**Task details**
Can you turn every line of the listing below into a numbered list, leaving out the blank lines?

**Data supplied**
------------------------------------------------------------
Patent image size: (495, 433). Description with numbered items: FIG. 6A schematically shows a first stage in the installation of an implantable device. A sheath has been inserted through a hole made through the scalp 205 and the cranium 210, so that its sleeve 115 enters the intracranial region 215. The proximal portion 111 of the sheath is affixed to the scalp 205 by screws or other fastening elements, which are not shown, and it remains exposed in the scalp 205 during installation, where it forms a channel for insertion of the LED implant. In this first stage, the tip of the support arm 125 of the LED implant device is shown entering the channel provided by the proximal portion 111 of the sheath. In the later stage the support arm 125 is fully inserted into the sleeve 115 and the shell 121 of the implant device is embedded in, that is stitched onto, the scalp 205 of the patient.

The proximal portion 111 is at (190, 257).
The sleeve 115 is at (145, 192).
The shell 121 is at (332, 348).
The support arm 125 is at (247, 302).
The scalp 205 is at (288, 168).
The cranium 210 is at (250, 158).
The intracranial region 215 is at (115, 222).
------------------------------------------------------------
**Task response**
1. Patent image size: (495, 433). Description with numbered items: FIG. 6A schematically shows a first stage in the installation of an implantable device. A sheath has been inserted through a hole made through the scalp 205 and the cranium 210, so that its sleeve 115 enters the intracranial region 215. The proximal portion 111 of the sheath is affixed to the scalp 205 by screws or other fastening elements, which are not shown, and it remains exposed in the scalp 205 during installation, where it forms a channel for insertion of the LED implant. In this first stage, the tip of the support arm 125 of the LED implant device is shown entering the channel provided by the proximal portion 111 of the sheath. In the later stage the support arm 125 is fully inserted into the sleeve 115 and the shell 121 of the implant device is embedded in, that is stitched onto, the scalp 205 of the patient.
2. The proximal portion 111 is at (190, 257).
3. The sleeve 115 is at (145, 192).
4. The shell 121 is at (332, 348).
5. The support arm 125 is at (247, 302).
6. The scalp 205 is at (288, 168).
7. The cranium 210 is at (250, 158).
8. The intracranial region 215 is at (115, 222).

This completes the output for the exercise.